DATASET RECORDS >>
** BEGIN **

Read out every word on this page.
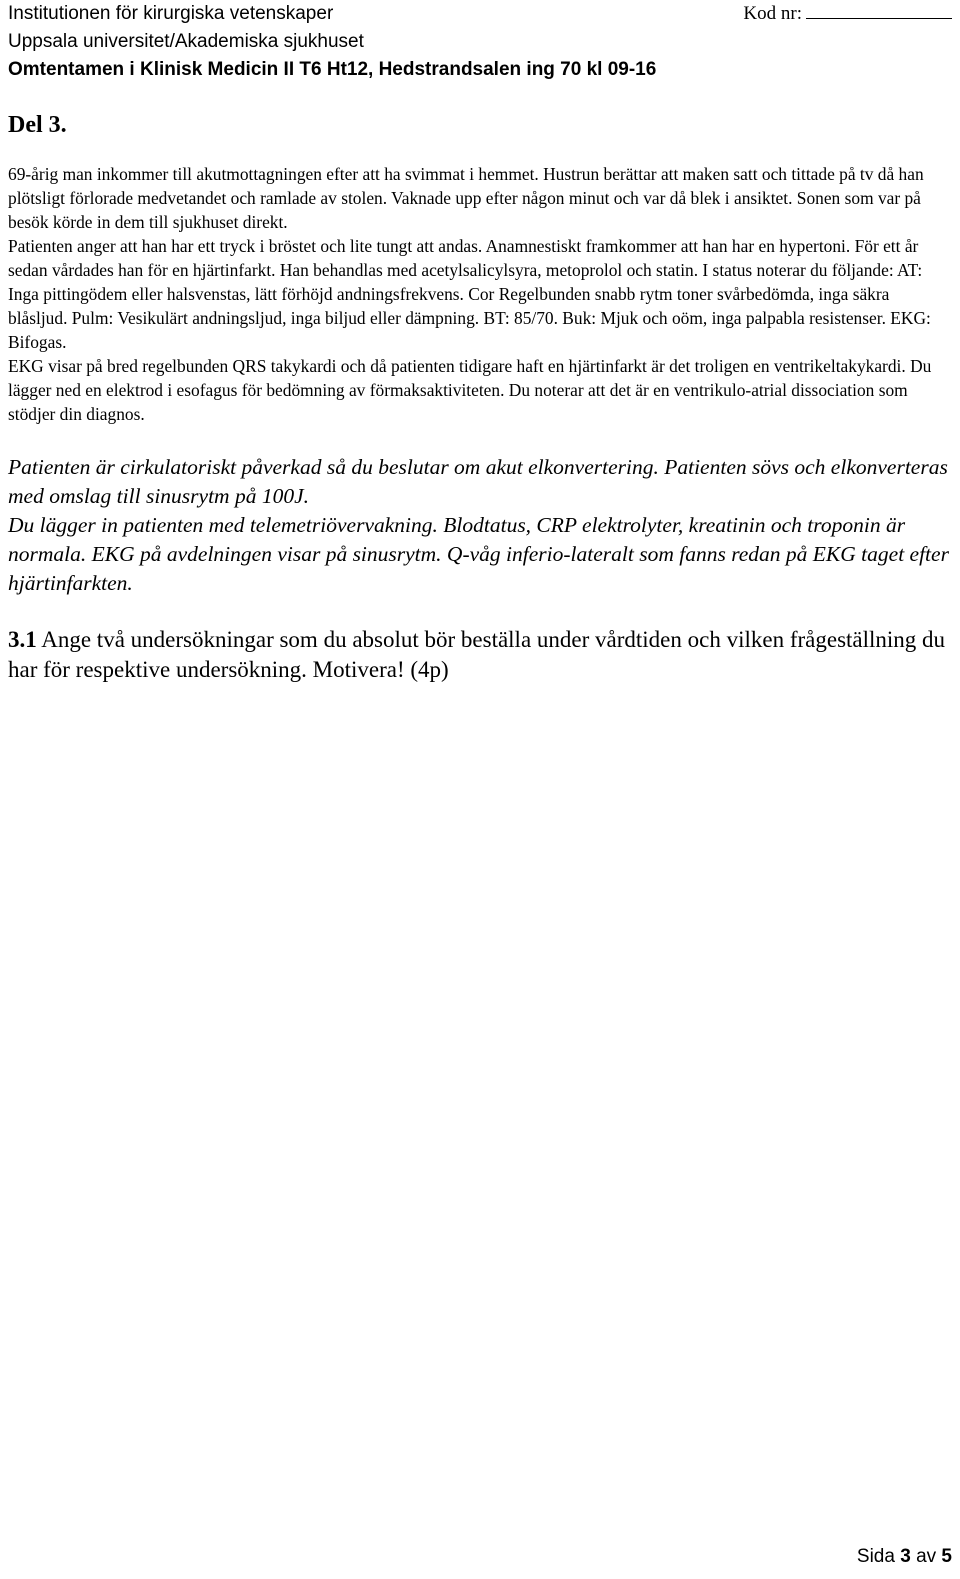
Institutionen för kirurgiska vetenskaper
Uppsala universitet/Akademiska sjukhuset
Omtentamen i Klinisk Medicin II T6 Ht12, Hedstrandsalen ing 70 kl 09-16
Kod nr:
Del 3.

69-årig man inkommer till akutmottagningen efter att ha svimmat i hemmet. Hustrun berättar att maken satt och tittade på tv då han plötsligt förlorade medvetandet och ramlade av stolen. Vaknade upp efter någon minut och var då blek i ansiktet. Sonen som var på besök körde in dem till sjukhuset direkt.

Patienten anger att han har ett tryck i bröstet och lite tungt att andas. Anamnestiskt framkommer att han har en hypertoni. För ett år sedan vårdades han för en hjärtinfarkt. Han behandlas med acetylsalicylsyra, metoprolol och statin. I status noterar du följande: AT: Inga pittingödem eller halsvenstas, lätt förhöjd andningsfrekvens. Cor Regelbunden snabb rytm toner svårbedömda, inga säkra blåsljud. Pulm: Vesikulärt andningsljud, inga biljud eller dämpning. BT: 85/70. Buk: Mjuk och oöm, inga palpabla resistenser. EKG: Bifogas.

EKG visar på bred regelbunden QRS takykardi och då patienten tidigare haft en hjärtinfarkt är det troligen en ventrikeltakykardi. Du lägger ned en elektrod i esofagus för bedömning av förmaksaktiviteten. Du noterar att det är en ventrikulo-atrial dissociation som stödjer din diagnos.

Patienten är cirkulatoriskt påverkad så du beslutar om akut elkonvertering. Patienten sövs och elkonverteras med omslag till sinusrytm på 100J.

Du lägger in patienten med telemetriövervakning. Blodtatus, CRP elektrolyter, kreatinin och troponin är normala. EKG på avdelningen visar på sinusrytm. Q-våg inferio-lateralt som fanns redan på EKG taget efter hjärtinfarkten.

3.1 Ange två undersökningar som du absolut bör beställa under vårdtiden och vilken frågeställning du har för respektive undersökning. Motivera! (4p)
Sida 3 av 5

** END **

GOAL >> Find all the lines containing "till" in the material, then copy them.

REPLY TO THE EXERCISE >>
69-årig man inkommer till akutmottagningen efter att ha svimmat i hemmet. Hustrun berättar att maken satt och tittade på tv då han plötsligt förlorade medvetandet och ramlade av stolen. Vaknade upp efter någon minut och var då blek i ansiktet. Sonen som var på besök körde in dem till sjukhuset direkt.
Patienten är cirkulatoriskt påverkad så du beslutar om akut elkonvertering. Patienten sövs och elkonverteras med omslag till sinusrytm på 100J.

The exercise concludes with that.